What is expected
Repeat all of the records verbatim.

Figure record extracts
+ + + +
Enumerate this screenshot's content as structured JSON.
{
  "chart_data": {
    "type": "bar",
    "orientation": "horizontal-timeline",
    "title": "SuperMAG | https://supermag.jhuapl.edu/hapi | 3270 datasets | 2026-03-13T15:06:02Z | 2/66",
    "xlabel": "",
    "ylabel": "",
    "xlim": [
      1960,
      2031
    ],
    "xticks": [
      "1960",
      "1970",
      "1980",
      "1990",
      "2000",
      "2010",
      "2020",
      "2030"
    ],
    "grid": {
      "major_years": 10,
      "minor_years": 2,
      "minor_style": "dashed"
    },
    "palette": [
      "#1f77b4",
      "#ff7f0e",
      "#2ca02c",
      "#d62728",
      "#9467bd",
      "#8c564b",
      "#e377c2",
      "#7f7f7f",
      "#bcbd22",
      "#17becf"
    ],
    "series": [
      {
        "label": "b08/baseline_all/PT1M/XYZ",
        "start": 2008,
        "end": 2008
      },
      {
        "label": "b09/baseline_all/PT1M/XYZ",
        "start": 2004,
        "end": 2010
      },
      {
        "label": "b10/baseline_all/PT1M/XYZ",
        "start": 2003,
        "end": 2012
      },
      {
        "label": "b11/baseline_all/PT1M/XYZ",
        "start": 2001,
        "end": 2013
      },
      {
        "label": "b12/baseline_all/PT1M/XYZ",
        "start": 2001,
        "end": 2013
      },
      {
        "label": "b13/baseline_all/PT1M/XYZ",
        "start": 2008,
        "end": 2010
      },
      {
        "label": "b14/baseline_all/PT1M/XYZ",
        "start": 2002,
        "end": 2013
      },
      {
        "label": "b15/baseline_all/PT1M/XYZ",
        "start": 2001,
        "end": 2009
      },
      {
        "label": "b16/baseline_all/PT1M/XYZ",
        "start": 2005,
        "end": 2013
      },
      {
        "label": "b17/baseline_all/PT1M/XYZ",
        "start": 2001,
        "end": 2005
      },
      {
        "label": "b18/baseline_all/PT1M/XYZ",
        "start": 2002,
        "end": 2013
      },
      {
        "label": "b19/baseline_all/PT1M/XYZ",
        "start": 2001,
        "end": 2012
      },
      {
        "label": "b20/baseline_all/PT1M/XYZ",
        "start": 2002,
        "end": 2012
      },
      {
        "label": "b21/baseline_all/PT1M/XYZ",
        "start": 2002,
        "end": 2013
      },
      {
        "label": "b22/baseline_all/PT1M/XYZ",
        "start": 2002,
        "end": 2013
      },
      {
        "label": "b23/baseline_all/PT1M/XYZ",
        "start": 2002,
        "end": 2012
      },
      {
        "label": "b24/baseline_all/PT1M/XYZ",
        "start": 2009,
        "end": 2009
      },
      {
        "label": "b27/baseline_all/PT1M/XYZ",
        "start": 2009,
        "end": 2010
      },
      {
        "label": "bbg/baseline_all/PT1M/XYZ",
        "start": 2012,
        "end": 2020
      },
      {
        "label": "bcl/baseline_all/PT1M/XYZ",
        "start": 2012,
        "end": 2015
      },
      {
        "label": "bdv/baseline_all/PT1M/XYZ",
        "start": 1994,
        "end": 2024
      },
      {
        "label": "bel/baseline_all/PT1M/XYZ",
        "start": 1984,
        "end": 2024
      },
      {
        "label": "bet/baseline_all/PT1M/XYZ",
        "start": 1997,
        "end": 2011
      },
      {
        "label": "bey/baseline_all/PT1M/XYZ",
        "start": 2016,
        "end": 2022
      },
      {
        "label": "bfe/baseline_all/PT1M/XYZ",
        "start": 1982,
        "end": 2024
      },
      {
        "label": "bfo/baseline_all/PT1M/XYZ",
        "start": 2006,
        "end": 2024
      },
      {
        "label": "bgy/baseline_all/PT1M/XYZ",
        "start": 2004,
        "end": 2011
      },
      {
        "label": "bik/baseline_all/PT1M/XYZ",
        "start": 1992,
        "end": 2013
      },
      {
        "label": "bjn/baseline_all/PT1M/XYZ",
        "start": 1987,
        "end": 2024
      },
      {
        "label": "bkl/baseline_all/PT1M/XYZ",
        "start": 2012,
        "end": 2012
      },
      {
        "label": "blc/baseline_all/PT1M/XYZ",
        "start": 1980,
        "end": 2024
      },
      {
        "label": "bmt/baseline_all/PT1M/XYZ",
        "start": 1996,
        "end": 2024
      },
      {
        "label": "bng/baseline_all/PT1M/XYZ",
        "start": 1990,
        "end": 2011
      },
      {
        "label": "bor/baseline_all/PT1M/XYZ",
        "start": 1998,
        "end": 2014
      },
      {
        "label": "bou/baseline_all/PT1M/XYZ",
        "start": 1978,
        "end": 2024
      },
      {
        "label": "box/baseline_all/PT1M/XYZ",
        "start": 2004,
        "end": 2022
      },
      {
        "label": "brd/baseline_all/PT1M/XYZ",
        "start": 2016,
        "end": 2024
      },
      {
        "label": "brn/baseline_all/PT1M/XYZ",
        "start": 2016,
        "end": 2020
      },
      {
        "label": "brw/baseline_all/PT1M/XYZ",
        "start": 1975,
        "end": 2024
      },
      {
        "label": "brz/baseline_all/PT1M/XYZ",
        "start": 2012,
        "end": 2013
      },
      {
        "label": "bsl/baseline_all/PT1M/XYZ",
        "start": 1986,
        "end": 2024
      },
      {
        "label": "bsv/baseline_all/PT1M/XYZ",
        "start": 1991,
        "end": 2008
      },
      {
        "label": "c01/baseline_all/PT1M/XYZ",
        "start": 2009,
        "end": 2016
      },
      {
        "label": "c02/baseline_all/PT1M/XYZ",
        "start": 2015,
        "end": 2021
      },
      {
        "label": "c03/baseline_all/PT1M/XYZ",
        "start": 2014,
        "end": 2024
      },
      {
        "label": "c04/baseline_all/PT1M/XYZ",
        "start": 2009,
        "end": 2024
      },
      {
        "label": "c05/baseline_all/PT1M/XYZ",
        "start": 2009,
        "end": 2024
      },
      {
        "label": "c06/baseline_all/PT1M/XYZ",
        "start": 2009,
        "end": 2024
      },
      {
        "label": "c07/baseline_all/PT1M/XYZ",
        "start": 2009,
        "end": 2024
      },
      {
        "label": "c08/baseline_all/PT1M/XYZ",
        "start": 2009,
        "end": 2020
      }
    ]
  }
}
+ + + +
Result
Enumerate this screenshot's content as structured JSON.
{
  "chart_data": {
    "type": "bar",
    "orientation": "horizontal-timeline",
    "title": "SuperMAG | https://supermag.jhuapl.edu/hapi | 3270 datasets | 2026-03-13T15:06:02Z | 2/66",
    "xlabel": "",
    "ylabel": "",
    "xlim": [
      1960,
      2031
    ],
    "xticks": [
      "1960",
      "1970",
      "1980",
      "1990",
      "2000",
      "2010",
      "2020",
      "2030"
    ],
    "grid": {
      "major_years": 10,
      "minor_years": 2,
      "minor_style": "dashed"
    },
    "palette": [
      "#1f77b4",
      "#ff7f0e",
      "#2ca02c",
      "#d62728",
      "#9467bd",
      "#8c564b",
      "#e377c2",
      "#7f7f7f",
      "#bcbd22",
      "#17becf"
    ],
    "series": [
      {
        "label": "b08/baseline_all/PT1M/XYZ",
        "start": 2008,
        "end": 2008
      },
      {
        "label": "b09/baseline_all/PT1M/XYZ",
        "start": 2004,
        "end": 2010
      },
      {
        "label": "b10/baseline_all/PT1M/XYZ",
        "start": 2003,
        "end": 2012
      },
      {
        "label": "b11/baseline_all/PT1M/XYZ",
        "start": 2001,
        "end": 2013
      },
      {
        "label": "b12/baseline_all/PT1M/XYZ",
        "start": 2001,
        "end": 2013
      },
      {
        "label": "b13/baseline_all/PT1M/XYZ",
        "start": 2008,
        "end": 2010
      },
      {
        "label": "b14/baseline_all/PT1M/XYZ",
        "start": 2002,
        "end": 2013
      },
      {
        "label": "b15/baseline_all/PT1M/XYZ",
        "start": 2001,
        "end": 2009
      },
      {
        "label": "b16/baseline_all/PT1M/XYZ",
        "start": 2005,
        "end": 2013
      },
      {
        "label": "b17/baseline_all/PT1M/XYZ",
        "start": 2001,
        "end": 2005
      },
      {
        "label": "b18/baseline_all/PT1M/XYZ",
        "start": 2002,
        "end": 2013
      },
      {
        "label": "b19/baseline_all/PT1M/XYZ",
        "start": 2001,
        "end": 2012
      },
      {
        "label": "b20/baseline_all/PT1M/XYZ",
        "start": 2002,
        "end": 2012
      },
      {
        "label": "b21/baseline_all/PT1M/XYZ",
        "start": 2002,
        "end": 2013
      },
      {
        "label": "b22/baseline_all/PT1M/XYZ",
        "start": 2002,
        "end": 2013
      },
      {
        "label": "b23/baseline_all/PT1M/XYZ",
        "start": 2002,
        "end": 2012
      },
      {
        "label": "b24/baseline_all/PT1M/XYZ",
        "start": 2009,
        "end": 2009
      },
      {
        "label": "b27/baseline_all/PT1M/XYZ",
        "start": 2009,
        "end": 2010
      },
      {
        "label": "bbg/baseline_all/PT1M/XYZ",
        "start": 2012,
        "end": 2020
      },
      {
        "label": "bcl/baseline_all/PT1M/XYZ",
        "start": 2012,
        "end": 2015
      },
      {
        "label": "bdv/baseline_all/PT1M/XYZ",
        "start": 1994,
        "end": 2024
      },
      {
        "label": "bel/baseline_all/PT1M/XYZ",
        "start": 1984,
        "end": 2024
      },
      {
        "label": "bet/baseline_all/PT1M/XYZ",
        "start": 1997,
        "end": 2011
      },
      {
        "label": "bey/baseline_all/PT1M/XYZ",
        "start": 2016,
        "end": 2022
      },
      {
        "label": "bfe/baseline_all/PT1M/XYZ",
        "start": 1982,
        "end": 2024
      },
      {
        "label": "bfo/baseline_all/PT1M/XYZ",
        "start": 2006,
        "end": 2024
      },
      {
        "label": "bgy/baseline_all/PT1M/XYZ",
        "start": 2004,
        "end": 2011
      },
      {
        "label": "bik/baseline_all/PT1M/XYZ",
        "start": 1992,
        "end": 2013
      },
      {
        "label": "bjn/baseline_all/PT1M/XYZ",
        "start": 1987,
        "end": 2024
      },
      {
        "label": "bkl/baseline_all/PT1M/XYZ",
        "start": 2012,
        "end": 2012
      },
      {
        "label": "blc/baseline_all/PT1M/XYZ",
        "start": 1980,
        "end": 2024
      },
      {
        "label": "bmt/baseline_all/PT1M/XYZ",
        "start": 1996,
        "end": 2024
      },
      {
        "label": "bng/baseline_all/PT1M/XYZ",
        "start": 1990,
        "end": 2011
      },
      {
        "label": "bor/baseline_all/PT1M/XYZ",
        "start": 1998,
        "end": 2014
      },
      {
        "label": "bou/baseline_all/PT1M/XYZ",
        "start": 1978,
        "end": 2024
      },
      {
        "label": "box/baseline_all/PT1M/XYZ",
        "start": 2004,
        "end": 2022
      },
      {
        "label": "brd/baseline_all/PT1M/XYZ",
        "start": 2016,
        "end": 2024
      },
      {
        "label": "brn/baseline_all/PT1M/XYZ",
        "start": 2016,
        "end": 2020
      },
      {
        "label": "brw/baseline_all/PT1M/XYZ",
        "start": 1975,
        "end": 2024
      },
      {
        "label": "brz/baseline_all/PT1M/XYZ",
        "start": 2012,
        "end": 2013
      },
      {
        "label": "bsl/baseline_all/PT1M/XYZ",
        "start": 1986,
        "end": 2024
      },
      {
        "label": "bsv/baseline_all/PT1M/XYZ",
        "start": 1991,
        "end": 2008
      },
      {
        "label": "c01/baseline_all/PT1M/XYZ",
        "start": 2009,
        "end": 2016
      },
      {
        "label": "c02/baseline_all/PT1M/XYZ",
        "start": 2015,
        "end": 2021
      },
      {
        "label": "c03/baseline_all/PT1M/XYZ",
        "start": 2014,
        "end": 2024
      },
      {
        "label": "c04/baseline_all/PT1M/XYZ",
        "start": 2009,
        "end": 2024
      },
      {
        "label": "c05/baseline_all/PT1M/XYZ",
        "start": 2009,
        "end": 2024
      },
      {
        "label": "c06/baseline_all/PT1M/XYZ",
        "start": 2009,
        "end": 2024
      },
      {
        "label": "c07/baseline_all/PT1M/XYZ",
        "start": 2009,
        "end": 2024
      },
      {
        "label": "c08/baseline_all/PT1M/XYZ",
        "start": 2009,
        "end": 2020
      }
    ]
  }
}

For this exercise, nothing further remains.